* _RECORD EXTRACTS_
__________

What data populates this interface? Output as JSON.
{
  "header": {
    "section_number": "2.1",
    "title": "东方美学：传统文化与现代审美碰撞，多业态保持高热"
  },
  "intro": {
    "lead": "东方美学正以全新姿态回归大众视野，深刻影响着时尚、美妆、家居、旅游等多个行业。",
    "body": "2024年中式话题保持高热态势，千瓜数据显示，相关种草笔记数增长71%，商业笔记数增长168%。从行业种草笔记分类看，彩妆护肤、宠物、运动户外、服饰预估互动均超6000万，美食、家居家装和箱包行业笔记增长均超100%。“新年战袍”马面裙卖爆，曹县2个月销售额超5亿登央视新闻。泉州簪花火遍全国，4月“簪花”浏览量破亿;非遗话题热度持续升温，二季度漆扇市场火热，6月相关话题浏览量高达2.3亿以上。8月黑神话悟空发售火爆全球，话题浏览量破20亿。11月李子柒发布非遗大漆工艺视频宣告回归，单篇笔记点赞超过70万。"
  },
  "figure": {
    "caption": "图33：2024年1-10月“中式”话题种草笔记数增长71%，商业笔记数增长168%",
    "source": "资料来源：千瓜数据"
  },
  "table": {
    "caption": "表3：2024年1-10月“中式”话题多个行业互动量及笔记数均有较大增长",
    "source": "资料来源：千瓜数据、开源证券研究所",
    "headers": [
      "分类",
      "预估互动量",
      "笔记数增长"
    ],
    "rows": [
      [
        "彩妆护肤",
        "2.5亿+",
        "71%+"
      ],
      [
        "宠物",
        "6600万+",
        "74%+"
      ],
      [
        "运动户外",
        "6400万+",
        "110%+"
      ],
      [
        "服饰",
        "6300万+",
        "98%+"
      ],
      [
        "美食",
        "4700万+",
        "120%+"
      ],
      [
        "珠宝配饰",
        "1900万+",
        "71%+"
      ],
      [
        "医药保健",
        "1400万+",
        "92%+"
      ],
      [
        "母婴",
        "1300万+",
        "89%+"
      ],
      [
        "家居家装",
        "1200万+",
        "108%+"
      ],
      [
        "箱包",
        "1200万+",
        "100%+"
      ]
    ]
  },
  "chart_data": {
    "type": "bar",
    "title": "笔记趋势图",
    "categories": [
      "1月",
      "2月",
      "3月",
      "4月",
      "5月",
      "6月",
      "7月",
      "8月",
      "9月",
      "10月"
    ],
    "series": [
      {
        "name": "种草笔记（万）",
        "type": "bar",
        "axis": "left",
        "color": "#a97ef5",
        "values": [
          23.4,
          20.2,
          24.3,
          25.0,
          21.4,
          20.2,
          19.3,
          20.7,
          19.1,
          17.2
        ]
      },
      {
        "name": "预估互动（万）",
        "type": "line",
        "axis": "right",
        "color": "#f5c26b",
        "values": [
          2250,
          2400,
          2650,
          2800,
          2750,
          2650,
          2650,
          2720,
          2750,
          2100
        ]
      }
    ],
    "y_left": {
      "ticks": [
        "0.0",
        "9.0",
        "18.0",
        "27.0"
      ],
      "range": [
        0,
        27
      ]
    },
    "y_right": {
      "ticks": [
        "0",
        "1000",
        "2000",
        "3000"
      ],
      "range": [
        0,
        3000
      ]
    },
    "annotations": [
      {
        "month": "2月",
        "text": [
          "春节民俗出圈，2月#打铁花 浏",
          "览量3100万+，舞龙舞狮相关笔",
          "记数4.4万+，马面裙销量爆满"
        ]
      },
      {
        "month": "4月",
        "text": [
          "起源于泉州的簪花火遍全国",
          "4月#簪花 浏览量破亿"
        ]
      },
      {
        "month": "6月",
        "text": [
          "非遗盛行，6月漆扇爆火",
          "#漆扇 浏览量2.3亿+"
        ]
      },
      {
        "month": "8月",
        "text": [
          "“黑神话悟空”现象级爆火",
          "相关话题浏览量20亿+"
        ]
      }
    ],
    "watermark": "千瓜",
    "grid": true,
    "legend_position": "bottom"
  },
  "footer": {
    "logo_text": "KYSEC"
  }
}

__________

* _WORK INSTRUCTIONS_
Each line above that holds the string "运动户外" should be copied and shown.

* _EXERCISE OUTPUT_
    "body": "2024年中式话题保持高热态势，千瓜数据显示，相关种草笔记数增长71%，商业笔记数增长168%。从行业种草笔记分类看，彩妆护肤、宠物、运动户外、服饰预估互动均超6000万，美食、家居家装和箱包行业笔记增长均超100%。“新年战袍”马面裙卖爆，曹县2个月销售额超5亿登央视新闻。泉州簪花火遍全国，4月“簪花”浏览量破亿;非遗话题热度持续升温，二季度漆扇市场火热，6月相关话题浏览量高达2.3亿以上。8月黑神话悟空发售火爆全球，话题浏览量破20亿。11月李子柒发布非遗大漆工艺视频宣告回归，单篇笔记点赞超过70万。"
        "运动户外",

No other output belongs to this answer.